• **DATA FOR THIS EXERCISE**:
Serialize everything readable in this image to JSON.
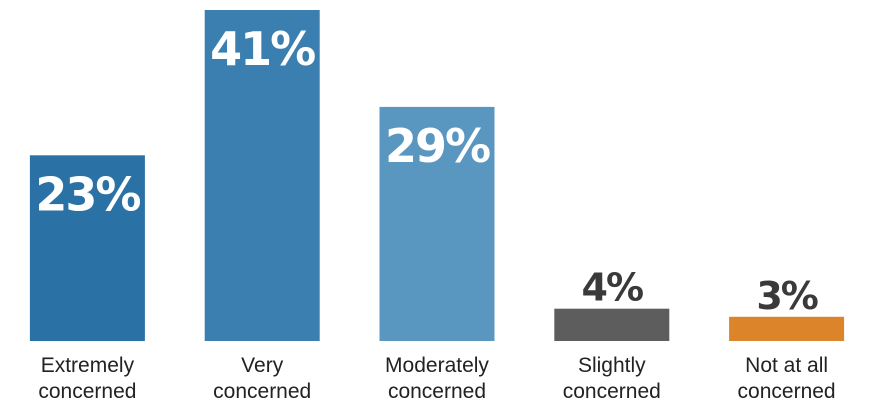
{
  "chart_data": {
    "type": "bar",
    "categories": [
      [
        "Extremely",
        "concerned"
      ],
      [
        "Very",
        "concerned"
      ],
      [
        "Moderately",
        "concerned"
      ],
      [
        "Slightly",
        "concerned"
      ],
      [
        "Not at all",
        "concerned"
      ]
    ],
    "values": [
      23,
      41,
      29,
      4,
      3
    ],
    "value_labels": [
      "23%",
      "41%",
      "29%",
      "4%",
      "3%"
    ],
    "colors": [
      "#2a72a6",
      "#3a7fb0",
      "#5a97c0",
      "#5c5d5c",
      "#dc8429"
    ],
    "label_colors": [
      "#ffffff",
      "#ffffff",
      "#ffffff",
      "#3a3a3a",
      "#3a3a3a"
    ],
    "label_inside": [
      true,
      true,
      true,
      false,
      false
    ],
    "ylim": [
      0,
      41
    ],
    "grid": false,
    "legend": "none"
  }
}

• **TASK GOAL**: Without the pictures, write out every entry precisely as it appears.

• **CORRECT ANSWER**:
Serialize everything readable in this image to JSON.
{
  "chart_data": {
    "type": "bar",
    "categories": [
      [
        "Extremely",
        "concerned"
      ],
      [
        "Very",
        "concerned"
      ],
      [
        "Moderately",
        "concerned"
      ],
      [
        "Slightly",
        "concerned"
      ],
      [
        "Not at all",
        "concerned"
      ]
    ],
    "values": [
      23,
      41,
      29,
      4,
      3
    ],
    "value_labels": [
      "23%",
      "41%",
      "29%",
      "4%",
      "3%"
    ],
    "colors": [
      "#2a72a6",
      "#3a7fb0",
      "#5a97c0",
      "#5c5d5c",
      "#dc8429"
    ],
    "label_colors": [
      "#ffffff",
      "#ffffff",
      "#ffffff",
      "#3a3a3a",
      "#3a3a3a"
    ],
    "label_inside": [
      true,
      true,
      true,
      false,
      false
    ],
    "ylim": [
      0,
      41
    ],
    "grid": false,
    "legend": "none"
  }
}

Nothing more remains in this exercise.